» **Your goal**
In the material below, list every line carrying the string "ylabel".

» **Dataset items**
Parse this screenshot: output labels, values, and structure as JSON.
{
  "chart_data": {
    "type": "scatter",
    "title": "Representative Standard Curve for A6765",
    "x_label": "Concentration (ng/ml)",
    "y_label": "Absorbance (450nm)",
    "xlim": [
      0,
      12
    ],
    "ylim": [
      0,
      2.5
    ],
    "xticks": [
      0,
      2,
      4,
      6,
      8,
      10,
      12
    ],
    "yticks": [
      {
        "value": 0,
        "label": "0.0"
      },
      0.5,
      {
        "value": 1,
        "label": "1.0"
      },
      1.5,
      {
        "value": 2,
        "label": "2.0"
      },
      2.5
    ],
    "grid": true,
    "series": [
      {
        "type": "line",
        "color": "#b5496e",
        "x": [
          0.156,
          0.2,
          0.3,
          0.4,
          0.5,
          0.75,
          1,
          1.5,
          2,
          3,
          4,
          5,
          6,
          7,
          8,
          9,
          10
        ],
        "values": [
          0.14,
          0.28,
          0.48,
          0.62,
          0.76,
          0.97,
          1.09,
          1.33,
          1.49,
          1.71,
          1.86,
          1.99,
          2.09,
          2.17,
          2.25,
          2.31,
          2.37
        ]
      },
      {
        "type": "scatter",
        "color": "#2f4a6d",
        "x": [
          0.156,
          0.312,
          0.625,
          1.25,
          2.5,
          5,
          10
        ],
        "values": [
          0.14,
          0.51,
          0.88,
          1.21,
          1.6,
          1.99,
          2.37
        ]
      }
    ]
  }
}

--

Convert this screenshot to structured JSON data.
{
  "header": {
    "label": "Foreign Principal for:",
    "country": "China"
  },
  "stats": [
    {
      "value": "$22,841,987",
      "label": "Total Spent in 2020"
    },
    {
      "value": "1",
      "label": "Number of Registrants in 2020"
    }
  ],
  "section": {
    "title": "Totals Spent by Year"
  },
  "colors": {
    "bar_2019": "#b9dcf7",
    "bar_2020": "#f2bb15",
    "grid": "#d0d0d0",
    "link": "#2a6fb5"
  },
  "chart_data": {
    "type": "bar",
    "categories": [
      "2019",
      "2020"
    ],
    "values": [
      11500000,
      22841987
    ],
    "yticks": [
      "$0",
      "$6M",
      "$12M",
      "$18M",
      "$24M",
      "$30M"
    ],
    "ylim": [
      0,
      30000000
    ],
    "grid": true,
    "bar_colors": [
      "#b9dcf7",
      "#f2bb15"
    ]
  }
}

--

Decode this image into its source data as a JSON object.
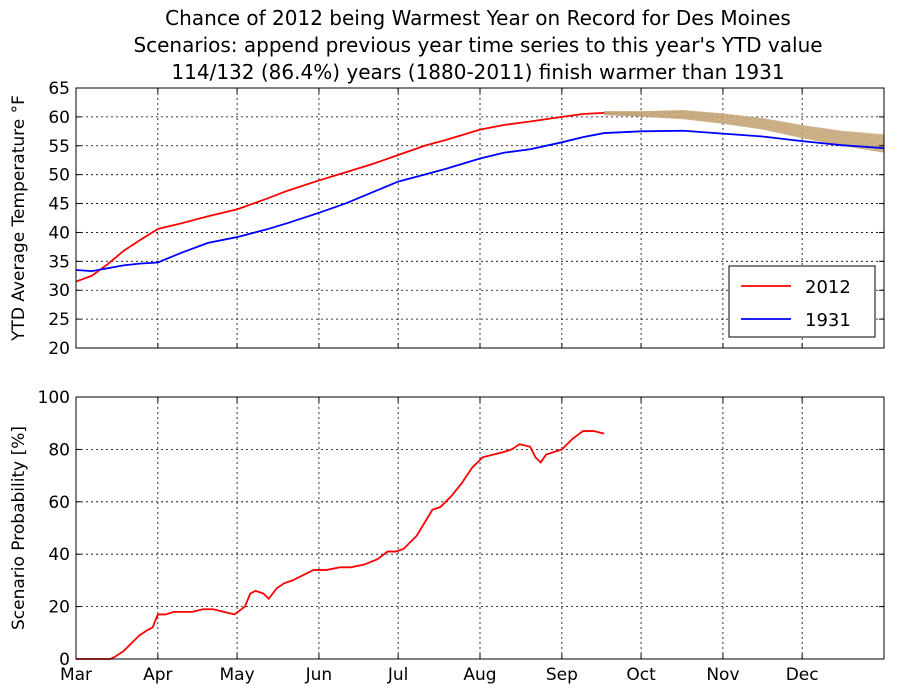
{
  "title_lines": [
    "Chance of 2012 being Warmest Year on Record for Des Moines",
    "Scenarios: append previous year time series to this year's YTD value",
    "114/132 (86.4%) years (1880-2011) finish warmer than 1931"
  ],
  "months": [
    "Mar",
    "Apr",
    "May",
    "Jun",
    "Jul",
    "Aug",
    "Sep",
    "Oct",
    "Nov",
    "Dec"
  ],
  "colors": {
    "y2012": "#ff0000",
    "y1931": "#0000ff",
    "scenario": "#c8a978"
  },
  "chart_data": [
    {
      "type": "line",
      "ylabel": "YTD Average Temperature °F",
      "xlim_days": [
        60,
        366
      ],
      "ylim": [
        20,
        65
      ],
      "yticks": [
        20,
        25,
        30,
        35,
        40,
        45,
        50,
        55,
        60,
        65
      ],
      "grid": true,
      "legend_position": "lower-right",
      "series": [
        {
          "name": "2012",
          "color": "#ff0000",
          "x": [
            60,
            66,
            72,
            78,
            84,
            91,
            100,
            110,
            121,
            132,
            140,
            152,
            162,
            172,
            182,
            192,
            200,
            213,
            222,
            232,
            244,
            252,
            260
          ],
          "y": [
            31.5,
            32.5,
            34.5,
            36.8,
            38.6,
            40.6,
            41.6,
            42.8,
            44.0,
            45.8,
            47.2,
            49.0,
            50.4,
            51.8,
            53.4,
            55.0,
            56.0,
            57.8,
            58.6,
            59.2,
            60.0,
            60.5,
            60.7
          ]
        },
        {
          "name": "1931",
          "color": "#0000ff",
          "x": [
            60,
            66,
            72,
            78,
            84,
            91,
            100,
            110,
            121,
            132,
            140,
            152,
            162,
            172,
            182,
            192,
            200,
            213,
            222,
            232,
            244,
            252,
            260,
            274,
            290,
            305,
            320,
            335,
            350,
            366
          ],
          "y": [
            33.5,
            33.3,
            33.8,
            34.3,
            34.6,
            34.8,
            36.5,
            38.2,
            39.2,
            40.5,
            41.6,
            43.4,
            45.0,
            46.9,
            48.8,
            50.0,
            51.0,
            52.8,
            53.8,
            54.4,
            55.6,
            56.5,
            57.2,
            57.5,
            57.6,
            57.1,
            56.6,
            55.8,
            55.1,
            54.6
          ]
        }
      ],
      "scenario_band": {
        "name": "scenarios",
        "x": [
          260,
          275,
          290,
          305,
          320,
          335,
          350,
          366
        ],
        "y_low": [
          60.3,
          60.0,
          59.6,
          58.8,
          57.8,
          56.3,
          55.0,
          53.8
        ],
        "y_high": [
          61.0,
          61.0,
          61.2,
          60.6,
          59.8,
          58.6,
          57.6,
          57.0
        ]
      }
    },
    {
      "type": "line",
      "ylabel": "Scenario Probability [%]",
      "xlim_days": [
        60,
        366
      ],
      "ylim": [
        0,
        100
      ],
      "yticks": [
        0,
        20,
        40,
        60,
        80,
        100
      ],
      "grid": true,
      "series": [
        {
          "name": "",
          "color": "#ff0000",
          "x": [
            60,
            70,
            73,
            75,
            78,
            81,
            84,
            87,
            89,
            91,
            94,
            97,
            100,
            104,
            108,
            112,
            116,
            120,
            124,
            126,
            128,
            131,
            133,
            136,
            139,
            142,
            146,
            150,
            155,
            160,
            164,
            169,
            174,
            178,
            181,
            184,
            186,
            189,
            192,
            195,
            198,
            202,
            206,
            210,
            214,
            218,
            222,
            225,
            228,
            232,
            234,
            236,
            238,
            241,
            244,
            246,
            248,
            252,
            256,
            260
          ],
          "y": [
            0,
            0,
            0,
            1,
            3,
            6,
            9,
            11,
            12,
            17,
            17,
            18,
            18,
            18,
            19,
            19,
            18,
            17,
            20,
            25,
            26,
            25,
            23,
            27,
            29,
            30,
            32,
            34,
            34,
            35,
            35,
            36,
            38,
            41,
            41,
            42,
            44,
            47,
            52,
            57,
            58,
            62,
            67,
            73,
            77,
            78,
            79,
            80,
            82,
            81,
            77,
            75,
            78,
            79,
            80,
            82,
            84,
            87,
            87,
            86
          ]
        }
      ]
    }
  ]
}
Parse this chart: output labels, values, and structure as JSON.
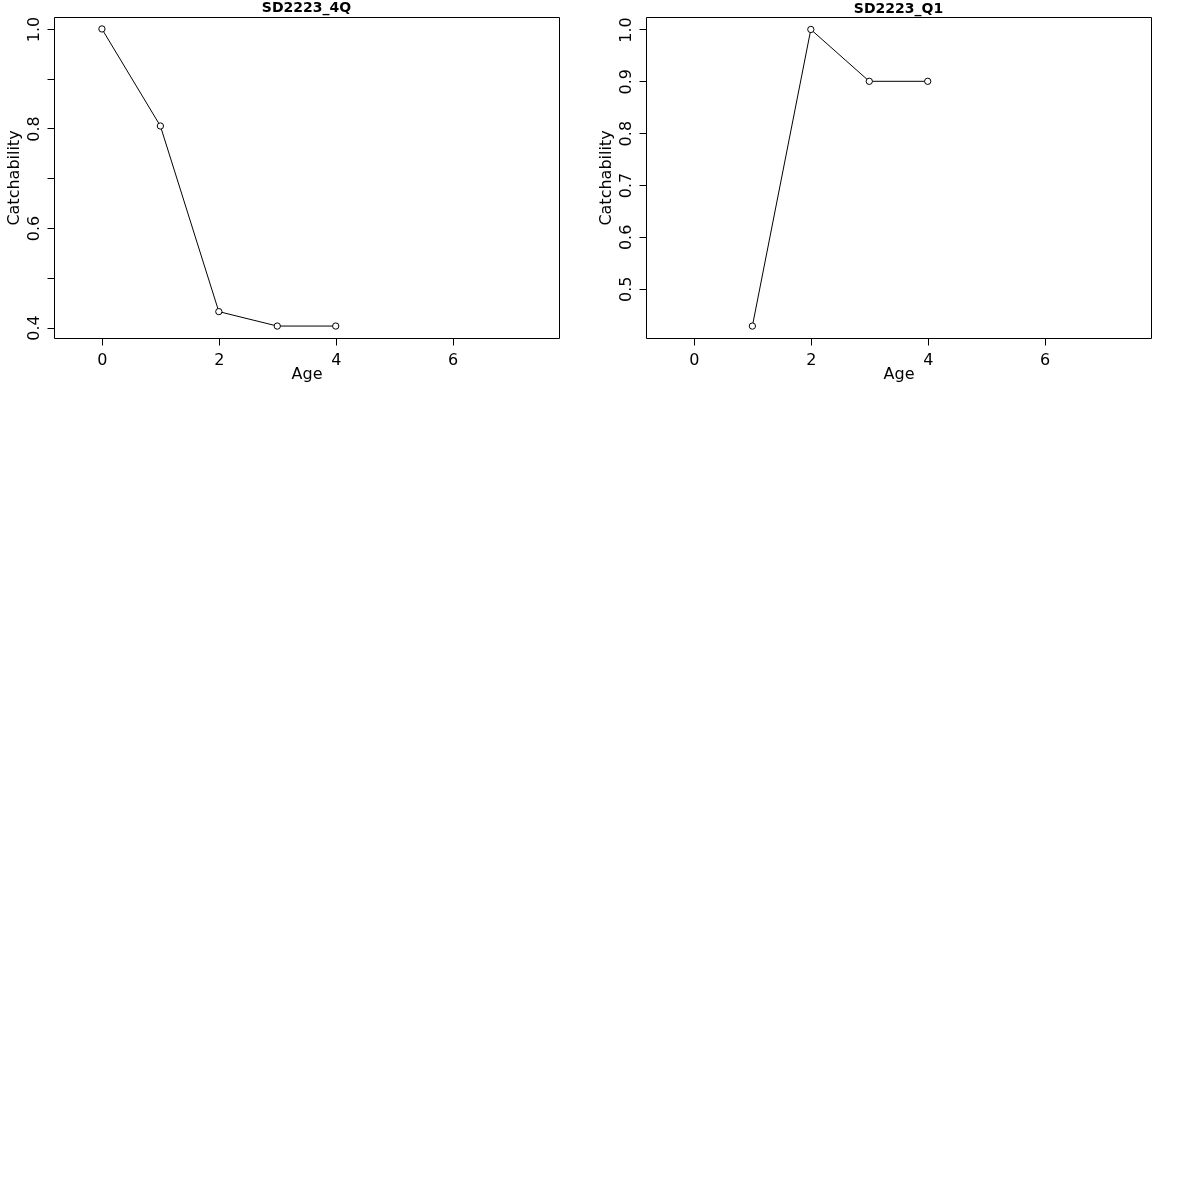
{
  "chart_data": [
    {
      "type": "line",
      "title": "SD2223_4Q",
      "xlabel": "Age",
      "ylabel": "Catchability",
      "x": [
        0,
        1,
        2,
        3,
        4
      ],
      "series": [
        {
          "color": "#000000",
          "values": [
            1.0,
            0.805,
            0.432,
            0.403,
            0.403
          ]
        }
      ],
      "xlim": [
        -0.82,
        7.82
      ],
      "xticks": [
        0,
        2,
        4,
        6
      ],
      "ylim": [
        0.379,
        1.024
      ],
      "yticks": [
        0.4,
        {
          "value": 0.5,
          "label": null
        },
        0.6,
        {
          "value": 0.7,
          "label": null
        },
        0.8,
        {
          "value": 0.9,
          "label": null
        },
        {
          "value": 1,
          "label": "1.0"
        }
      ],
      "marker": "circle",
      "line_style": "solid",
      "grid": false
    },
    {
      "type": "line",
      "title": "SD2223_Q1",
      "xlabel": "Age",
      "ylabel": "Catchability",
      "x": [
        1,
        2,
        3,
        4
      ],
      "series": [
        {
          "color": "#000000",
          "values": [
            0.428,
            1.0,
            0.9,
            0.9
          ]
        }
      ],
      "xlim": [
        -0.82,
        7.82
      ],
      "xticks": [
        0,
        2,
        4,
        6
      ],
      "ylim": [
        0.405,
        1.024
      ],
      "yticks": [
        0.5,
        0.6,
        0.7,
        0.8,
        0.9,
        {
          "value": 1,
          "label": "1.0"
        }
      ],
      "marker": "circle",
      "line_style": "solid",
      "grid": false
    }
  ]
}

» **Output**
      "ylabel": "YTD Average Temperature °F",
      "ylabel": "Scenario Probability [%]",
      "ylabel": "Catchability",
      "ylabel": "Catchability",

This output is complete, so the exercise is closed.